■ **AIM OF THE EXERCISE**:
Give every entry again, word for word.

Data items

..............................

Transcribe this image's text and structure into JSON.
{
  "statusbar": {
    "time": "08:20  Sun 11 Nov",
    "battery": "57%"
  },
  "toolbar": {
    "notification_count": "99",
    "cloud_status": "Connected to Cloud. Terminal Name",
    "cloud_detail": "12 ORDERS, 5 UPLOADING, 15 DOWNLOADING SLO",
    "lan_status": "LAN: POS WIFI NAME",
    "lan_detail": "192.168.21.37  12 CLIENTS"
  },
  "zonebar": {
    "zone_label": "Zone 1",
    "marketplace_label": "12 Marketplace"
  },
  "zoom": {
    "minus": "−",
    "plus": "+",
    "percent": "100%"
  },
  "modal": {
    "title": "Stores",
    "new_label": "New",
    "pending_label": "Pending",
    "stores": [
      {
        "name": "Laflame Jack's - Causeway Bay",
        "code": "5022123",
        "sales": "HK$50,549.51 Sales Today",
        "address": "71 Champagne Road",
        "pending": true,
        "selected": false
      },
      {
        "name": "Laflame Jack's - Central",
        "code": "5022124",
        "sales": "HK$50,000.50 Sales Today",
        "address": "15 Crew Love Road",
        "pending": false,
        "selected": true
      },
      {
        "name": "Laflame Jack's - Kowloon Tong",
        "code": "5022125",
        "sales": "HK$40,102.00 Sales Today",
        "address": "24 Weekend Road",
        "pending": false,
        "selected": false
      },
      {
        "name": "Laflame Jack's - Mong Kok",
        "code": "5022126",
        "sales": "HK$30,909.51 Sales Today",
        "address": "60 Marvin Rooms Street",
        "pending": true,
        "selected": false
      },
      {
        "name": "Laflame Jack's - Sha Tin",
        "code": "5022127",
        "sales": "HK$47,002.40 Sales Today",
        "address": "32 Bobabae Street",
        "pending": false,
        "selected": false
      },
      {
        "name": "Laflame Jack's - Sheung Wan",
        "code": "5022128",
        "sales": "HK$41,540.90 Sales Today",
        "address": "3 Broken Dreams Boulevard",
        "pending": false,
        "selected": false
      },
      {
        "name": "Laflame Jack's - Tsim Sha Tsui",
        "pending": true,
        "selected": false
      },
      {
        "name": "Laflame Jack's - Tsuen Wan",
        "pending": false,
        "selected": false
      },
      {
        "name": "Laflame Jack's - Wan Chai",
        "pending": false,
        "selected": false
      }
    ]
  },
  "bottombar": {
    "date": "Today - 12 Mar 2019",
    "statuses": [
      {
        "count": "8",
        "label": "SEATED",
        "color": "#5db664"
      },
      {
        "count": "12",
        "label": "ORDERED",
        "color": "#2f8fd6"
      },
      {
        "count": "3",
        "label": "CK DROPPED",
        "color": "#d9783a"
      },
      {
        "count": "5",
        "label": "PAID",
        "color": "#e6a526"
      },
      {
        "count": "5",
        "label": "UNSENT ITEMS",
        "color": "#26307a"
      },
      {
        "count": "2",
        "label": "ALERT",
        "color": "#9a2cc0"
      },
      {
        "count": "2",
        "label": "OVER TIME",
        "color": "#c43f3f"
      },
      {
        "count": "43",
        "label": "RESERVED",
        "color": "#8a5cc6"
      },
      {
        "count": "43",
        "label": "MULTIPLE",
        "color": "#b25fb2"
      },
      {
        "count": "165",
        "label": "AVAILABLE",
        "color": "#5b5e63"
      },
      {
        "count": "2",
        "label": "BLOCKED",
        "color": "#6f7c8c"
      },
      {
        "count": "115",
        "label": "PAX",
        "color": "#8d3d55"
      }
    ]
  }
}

..............................

■ **EXERCISE OUTPUT**:
Transcribe this image's text and structure into JSON.
{
  "statusbar": {
    "time": "08:20  Sun 11 Nov",
    "battery": "57%"
  },
  "toolbar": {
    "notification_count": "99",
    "cloud_status": "Connected to Cloud. Terminal Name",
    "cloud_detail": "12 ORDERS, 5 UPLOADING, 15 DOWNLOADING SLO",
    "lan_status": "LAN: POS WIFI NAME",
    "lan_detail": "192.168.21.37  12 CLIENTS"
  },
  "zonebar": {
    "zone_label": "Zone 1",
    "marketplace_label": "12 Marketplace"
  },
  "zoom": {
    "minus": "−",
    "plus": "+",
    "percent": "100%"
  },
  "modal": {
    "title": "Stores",
    "new_label": "New",
    "pending_label": "Pending",
    "stores": [
      {
        "name": "Laflame Jack's - Causeway Bay",
        "code": "5022123",
        "sales": "HK$50,549.51 Sales Today",
        "address": "71 Champagne Road",
        "pending": true,
        "selected": false
      },
      {
        "name": "Laflame Jack's - Central",
        "code": "5022124",
        "sales": "HK$50,000.50 Sales Today",
        "address": "15 Crew Love Road",
        "pending": false,
        "selected": true
      },
      {
        "name": "Laflame Jack's - Kowloon Tong",
        "code": "5022125",
        "sales": "HK$40,102.00 Sales Today",
        "address": "24 Weekend Road",
        "pending": false,
        "selected": false
      },
      {
        "name": "Laflame Jack's - Mong Kok",
        "code": "5022126",
        "sales": "HK$30,909.51 Sales Today",
        "address": "60 Marvin Rooms Street",
        "pending": true,
        "selected": false
      },
      {
        "name": "Laflame Jack's - Sha Tin",
        "code": "5022127",
        "sales": "HK$47,002.40 Sales Today",
        "address": "32 Bobabae Street",
        "pending": false,
        "selected": false
      },
      {
        "name": "Laflame Jack's - Sheung Wan",
        "code": "5022128",
        "sales": "HK$41,540.90 Sales Today",
        "address": "3 Broken Dreams Boulevard",
        "pending": false,
        "selected": false
      },
      {
        "name": "Laflame Jack's - Tsim Sha Tsui",
        "pending": true,
        "selected": false
      },
      {
        "name": "Laflame Jack's - Tsuen Wan",
        "pending": false,
        "selected": false
      },
      {
        "name": "Laflame Jack's - Wan Chai",
        "pending": false,
        "selected": false
      }
    ]
  },
  "bottombar": {
    "date": "Today - 12 Mar 2019",
    "statuses": [
      {
        "count": "8",
        "label": "SEATED",
        "color": "#5db664"
      },
      {
        "count": "12",
        "label": "ORDERED",
        "color": "#2f8fd6"
      },
      {
        "count": "3",
        "label": "CK DROPPED",
        "color": "#d9783a"
      },
      {
        "count": "5",
        "label": "PAID",
        "color": "#e6a526"
      },
      {
        "count": "5",
        "label": "UNSENT ITEMS",
        "color": "#26307a"
      },
      {
        "count": "2",
        "label": "ALERT",
        "color": "#9a2cc0"
      },
      {
        "count": "2",
        "label": "OVER TIME",
        "color": "#c43f3f"
      },
      {
        "count": "43",
        "label": "RESERVED",
        "color": "#8a5cc6"
      },
      {
        "count": "43",
        "label": "MULTIPLE",
        "color": "#b25fb2"
      },
      {
        "count": "165",
        "label": "AVAILABLE",
        "color": "#5b5e63"
      },
      {
        "count": "2",
        "label": "BLOCKED",
        "color": "#6f7c8c"
      },
      {
        "count": "115",
        "label": "PAX",
        "color": "#8d3d55"
      }
    ]
  }
}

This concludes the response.